The only good is knowledge and the only evil is ignorance.
Socrates

Well, it's official. The Fraser Institute has declared that the War On 
Drugs has been a big fat waste of time. The Institute, for those who don't 
patrol the far-right fringe on the political tundra, is a collection of 
bigdomes who pronounce regularly on the vagaries of government and social 
policy. The Fraserites hang their mortar boards and three piece pin stripes 
in British Columbia, but ideologically they are Alberta Incarnate.

They never met a right wing initiative they didn't want to French kiss. Or 
a socialist policy that wasn't the first knell in the collapse of Western 
civilization.

And here they are, in a series of policy papers, announcing that the 
billions and billions of dollars and man-hours that stolid, right-thinking 
North American law enforcement types have spent trying to shut down the 
drug trade might as well have been flushed down the toilet.

That's an observation to which - since we started with Socrates - it is 
suitable to add something Homeric (as in Simpson).

Which is to say, "Well, DOH!" Where have these geniuses been? What have 
THEY been smoking for the past half a century? Anybody who didn't have his 
head up J. Edgar Hoover's fundament could have seen the War on Drugs has 
been the biggest farce since Samson asked Delilah for a trim. OF COURSE the 
War On Drugs is abysmally stupid. It always has been.

Unless you're a drug dealer. Or in law enforcement.
- - -
**Directive 1:**
Transcribe the column on the War on Drugs in full, keeping every word and line break unchanged.
**Directive 2:**
Restate the records word for word, starting at their first line and going on through the line that contains "value-label: 15 [963,848,1006,888]", including that line.
The column on the War on Drugs has no connection to the records that come after it.
- - -
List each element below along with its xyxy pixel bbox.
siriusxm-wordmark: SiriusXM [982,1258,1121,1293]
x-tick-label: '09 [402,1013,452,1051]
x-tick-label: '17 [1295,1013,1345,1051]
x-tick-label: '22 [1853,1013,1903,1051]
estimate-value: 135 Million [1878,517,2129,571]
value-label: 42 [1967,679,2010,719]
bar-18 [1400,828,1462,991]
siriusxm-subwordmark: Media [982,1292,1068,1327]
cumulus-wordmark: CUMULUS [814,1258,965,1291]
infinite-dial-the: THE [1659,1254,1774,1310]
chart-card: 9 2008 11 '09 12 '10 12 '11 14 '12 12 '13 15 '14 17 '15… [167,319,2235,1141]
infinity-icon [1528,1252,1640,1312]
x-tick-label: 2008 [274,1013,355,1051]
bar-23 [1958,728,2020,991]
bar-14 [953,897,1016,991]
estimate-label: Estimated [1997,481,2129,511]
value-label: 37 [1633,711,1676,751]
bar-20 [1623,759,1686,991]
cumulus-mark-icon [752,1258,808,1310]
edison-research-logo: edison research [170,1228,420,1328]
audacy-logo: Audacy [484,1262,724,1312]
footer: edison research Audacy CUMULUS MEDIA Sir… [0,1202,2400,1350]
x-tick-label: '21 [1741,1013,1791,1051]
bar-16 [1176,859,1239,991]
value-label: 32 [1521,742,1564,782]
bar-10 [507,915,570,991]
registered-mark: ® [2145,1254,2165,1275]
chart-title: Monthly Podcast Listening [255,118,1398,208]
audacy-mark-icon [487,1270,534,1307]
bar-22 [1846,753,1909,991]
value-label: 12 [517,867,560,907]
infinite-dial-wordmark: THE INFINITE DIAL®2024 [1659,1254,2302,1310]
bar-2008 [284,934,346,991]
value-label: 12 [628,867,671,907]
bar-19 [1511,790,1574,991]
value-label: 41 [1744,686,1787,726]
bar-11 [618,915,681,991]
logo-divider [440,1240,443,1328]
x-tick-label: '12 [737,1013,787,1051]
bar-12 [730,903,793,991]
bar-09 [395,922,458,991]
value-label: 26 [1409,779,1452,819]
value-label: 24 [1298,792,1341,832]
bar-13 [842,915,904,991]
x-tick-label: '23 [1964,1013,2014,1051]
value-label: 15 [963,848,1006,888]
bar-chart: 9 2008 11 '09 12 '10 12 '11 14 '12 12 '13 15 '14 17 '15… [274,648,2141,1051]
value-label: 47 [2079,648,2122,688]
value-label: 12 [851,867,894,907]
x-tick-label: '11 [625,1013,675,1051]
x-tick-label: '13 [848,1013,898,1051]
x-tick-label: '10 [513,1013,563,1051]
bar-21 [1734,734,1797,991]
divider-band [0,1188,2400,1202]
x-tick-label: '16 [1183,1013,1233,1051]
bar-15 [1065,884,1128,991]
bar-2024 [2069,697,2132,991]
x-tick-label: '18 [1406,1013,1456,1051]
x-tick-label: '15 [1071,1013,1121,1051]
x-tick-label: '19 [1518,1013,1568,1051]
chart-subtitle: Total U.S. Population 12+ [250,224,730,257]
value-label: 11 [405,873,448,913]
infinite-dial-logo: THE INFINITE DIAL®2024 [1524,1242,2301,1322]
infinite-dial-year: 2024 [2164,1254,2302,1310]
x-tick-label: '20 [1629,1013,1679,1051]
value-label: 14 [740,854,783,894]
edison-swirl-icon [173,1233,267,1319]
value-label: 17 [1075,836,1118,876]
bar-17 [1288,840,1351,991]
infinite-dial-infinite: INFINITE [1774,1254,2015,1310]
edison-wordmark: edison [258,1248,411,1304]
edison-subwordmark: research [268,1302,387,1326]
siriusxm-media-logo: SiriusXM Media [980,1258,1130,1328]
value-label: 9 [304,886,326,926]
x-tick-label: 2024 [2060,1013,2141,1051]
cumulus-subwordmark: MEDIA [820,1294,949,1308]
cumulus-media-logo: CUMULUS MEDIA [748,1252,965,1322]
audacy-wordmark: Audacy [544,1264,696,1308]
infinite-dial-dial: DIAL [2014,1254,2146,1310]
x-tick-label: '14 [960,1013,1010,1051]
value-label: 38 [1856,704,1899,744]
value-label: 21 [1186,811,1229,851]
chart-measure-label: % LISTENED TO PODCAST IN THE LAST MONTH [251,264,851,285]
- - -
**Exercise output 1:**
The only good is knowledge and the only evil is ignorance.
Socrates

Well, it's official. The Fraser Institute has declared that the War On 
Drugs has been a big fat waste of time. The Institute, for those who don't 
patrol the far-right fringe on the political tundra, is a collection of 
bigdomes who pronounce regularly on the vagaries of government and social 
policy. The Fraserites hang their mortar boards and three piece pin stripes 
in British Columbia, but ideologically they are Alberta Incarnate.

They never met a right wing initiative they didn't want to French kiss. Or 
a socialist policy that wasn't the first knell in the collapse of Western 
civilization.

And here they are, in a series of policy papers, announcing that the 
billions and billions of dollars and man-hours that stolid, right-thinking 
North American law enforcement types have spent trying to shut down the 
drug trade might as well have been flushed down the toilet.

That's an observation to which - since we started with Socrates - it is 
suitable to add something Homeric (as in Simpson).

Which is to say, "Well, DOH!" Where have these geniuses been? What have 
THEY been smoking for the past half a century? Anybody who didn't have his 
head up J. Edgar Hoover's fundament could have seen the War on Drugs has 
been the biggest farce since Samson asked Delilah for a trim. OF COURSE the 
War On Drugs is abysmally stupid. It always has been.

Unless you're a drug dealer. Or in law enforcement.

**Exercise output 2:**
List each element below along with its xyxy pixel bbox.
siriusxm-wordmark: SiriusXM [982,1258,1121,1293]
x-tick-label: '09 [402,1013,452,1051]
x-tick-label: '17 [1295,1013,1345,1051]
x-tick-label: '22 [1853,1013,1903,1051]
estimate-value: 135 Million [1878,517,2129,571]
value-label: 42 [1967,679,2010,719]
bar-18 [1400,828,1462,991]
siriusxm-subwordmark: Media [982,1292,1068,1327]
cumulus-wordmark: CUMULUS [814,1258,965,1291]
infinite-dial-the: THE [1659,1254,1774,1310]
chart-card: 9 2008 11 '09 12 '10 12 '11 14 '12 12 '13 15 '14 17 '15… [167,319,2235,1141]
infinity-icon [1528,1252,1640,1312]
x-tick-label: 2008 [274,1013,355,1051]
bar-23 [1958,728,2020,991]
bar-14 [953,897,1016,991]
estimate-label: Estimated [1997,481,2129,511]
value-label: 37 [1633,711,1676,751]
bar-20 [1623,759,1686,991]
cumulus-mark-icon [752,1258,808,1310]
edison-research-logo: edison research [170,1228,420,1328]
audacy-logo: Audacy [484,1262,724,1312]
footer: edison research Audacy CUMULUS MEDIA Sir… [0,1202,2400,1350]
x-tick-label: '21 [1741,1013,1791,1051]
bar-16 [1176,859,1239,991]
value-label: 32 [1521,742,1564,782]
bar-10 [507,915,570,991]
registered-mark: ® [2145,1254,2165,1275]
chart-title: Monthly Podcast Listening [255,118,1398,208]
audacy-mark-icon [487,1270,534,1307]
bar-22 [1846,753,1909,991]
value-label: 12 [517,867,560,907]
infinite-dial-wordmark: THE INFINITE DIAL®2024 [1659,1254,2302,1310]
bar-2008 [284,934,346,991]
value-label: 12 [628,867,671,907]
bar-19 [1511,790,1574,991]
value-label: 41 [1744,686,1787,726]
bar-11 [618,915,681,991]
logo-divider [440,1240,443,1328]
x-tick-label: '12 [737,1013,787,1051]
bar-12 [730,903,793,991]
bar-09 [395,922,458,991]
value-label: 26 [1409,779,1452,819]
value-label: 24 [1298,792,1341,832]
bar-13 [842,915,904,991]
x-tick-label: '23 [1964,1013,2014,1051]
value-label: 15 [963,848,1006,888]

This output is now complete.